### AIM:
Tally the lines holding the word "this" and state the count by itself.

### DATA EXTRACT:
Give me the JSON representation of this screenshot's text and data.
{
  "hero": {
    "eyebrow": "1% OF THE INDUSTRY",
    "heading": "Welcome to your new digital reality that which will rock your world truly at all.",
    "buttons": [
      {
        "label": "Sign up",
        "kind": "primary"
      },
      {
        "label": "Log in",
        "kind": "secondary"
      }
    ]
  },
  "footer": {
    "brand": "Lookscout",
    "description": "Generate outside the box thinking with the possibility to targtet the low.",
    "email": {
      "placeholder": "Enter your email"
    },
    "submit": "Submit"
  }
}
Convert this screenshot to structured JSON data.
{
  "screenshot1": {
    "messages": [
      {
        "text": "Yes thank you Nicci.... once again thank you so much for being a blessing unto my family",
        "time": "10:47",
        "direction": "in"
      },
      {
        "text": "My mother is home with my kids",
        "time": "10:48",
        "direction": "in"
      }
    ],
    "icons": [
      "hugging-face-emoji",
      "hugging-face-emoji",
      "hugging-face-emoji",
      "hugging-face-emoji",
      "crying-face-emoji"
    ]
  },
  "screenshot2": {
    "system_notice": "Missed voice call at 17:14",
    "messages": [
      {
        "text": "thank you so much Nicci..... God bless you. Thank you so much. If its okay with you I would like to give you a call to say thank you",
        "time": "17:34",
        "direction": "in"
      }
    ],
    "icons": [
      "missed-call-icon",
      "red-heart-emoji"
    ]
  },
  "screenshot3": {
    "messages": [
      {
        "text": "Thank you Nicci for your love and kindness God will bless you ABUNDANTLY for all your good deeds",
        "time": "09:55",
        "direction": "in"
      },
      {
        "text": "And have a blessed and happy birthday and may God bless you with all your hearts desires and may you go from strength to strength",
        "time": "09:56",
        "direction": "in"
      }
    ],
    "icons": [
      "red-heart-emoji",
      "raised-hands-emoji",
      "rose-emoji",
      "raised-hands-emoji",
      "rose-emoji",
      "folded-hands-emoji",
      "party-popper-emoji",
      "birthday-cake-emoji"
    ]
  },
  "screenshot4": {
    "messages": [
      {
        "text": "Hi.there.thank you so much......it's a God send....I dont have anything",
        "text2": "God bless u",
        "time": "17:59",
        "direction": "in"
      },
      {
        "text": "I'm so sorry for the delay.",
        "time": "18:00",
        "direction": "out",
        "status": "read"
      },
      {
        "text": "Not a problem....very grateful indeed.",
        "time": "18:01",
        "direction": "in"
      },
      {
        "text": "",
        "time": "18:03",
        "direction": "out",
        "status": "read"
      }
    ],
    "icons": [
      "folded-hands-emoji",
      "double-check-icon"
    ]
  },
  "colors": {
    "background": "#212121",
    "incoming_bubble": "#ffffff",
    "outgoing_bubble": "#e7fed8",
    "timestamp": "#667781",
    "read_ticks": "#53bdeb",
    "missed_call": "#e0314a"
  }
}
--
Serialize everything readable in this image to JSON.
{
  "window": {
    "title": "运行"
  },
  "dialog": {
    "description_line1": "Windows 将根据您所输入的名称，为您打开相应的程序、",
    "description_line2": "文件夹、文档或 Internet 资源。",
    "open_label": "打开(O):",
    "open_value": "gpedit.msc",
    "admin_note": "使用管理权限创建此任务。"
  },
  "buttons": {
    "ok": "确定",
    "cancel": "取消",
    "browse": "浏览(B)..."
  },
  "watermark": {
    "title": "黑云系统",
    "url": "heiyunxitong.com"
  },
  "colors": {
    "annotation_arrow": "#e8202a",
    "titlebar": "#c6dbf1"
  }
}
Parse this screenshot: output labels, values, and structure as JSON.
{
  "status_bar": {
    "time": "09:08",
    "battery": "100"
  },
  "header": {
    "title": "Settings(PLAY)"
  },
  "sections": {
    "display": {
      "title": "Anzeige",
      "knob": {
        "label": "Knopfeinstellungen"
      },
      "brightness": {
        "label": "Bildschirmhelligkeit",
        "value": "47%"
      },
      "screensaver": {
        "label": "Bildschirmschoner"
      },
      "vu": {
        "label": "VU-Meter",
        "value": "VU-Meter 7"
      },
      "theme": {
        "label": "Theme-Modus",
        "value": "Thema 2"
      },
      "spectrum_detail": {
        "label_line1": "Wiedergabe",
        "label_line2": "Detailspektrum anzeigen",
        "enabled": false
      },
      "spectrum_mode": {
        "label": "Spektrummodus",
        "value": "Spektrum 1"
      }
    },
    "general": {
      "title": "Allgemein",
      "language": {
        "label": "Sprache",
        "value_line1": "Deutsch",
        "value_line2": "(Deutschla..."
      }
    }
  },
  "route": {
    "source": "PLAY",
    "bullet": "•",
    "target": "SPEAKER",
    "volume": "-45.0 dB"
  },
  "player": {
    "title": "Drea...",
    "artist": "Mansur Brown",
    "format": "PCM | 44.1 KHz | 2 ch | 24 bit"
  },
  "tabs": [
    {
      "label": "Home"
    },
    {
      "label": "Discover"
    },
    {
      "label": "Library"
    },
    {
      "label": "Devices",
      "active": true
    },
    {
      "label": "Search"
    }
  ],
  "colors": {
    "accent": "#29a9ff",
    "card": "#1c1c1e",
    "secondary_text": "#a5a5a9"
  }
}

### WORKED ANSWER:
4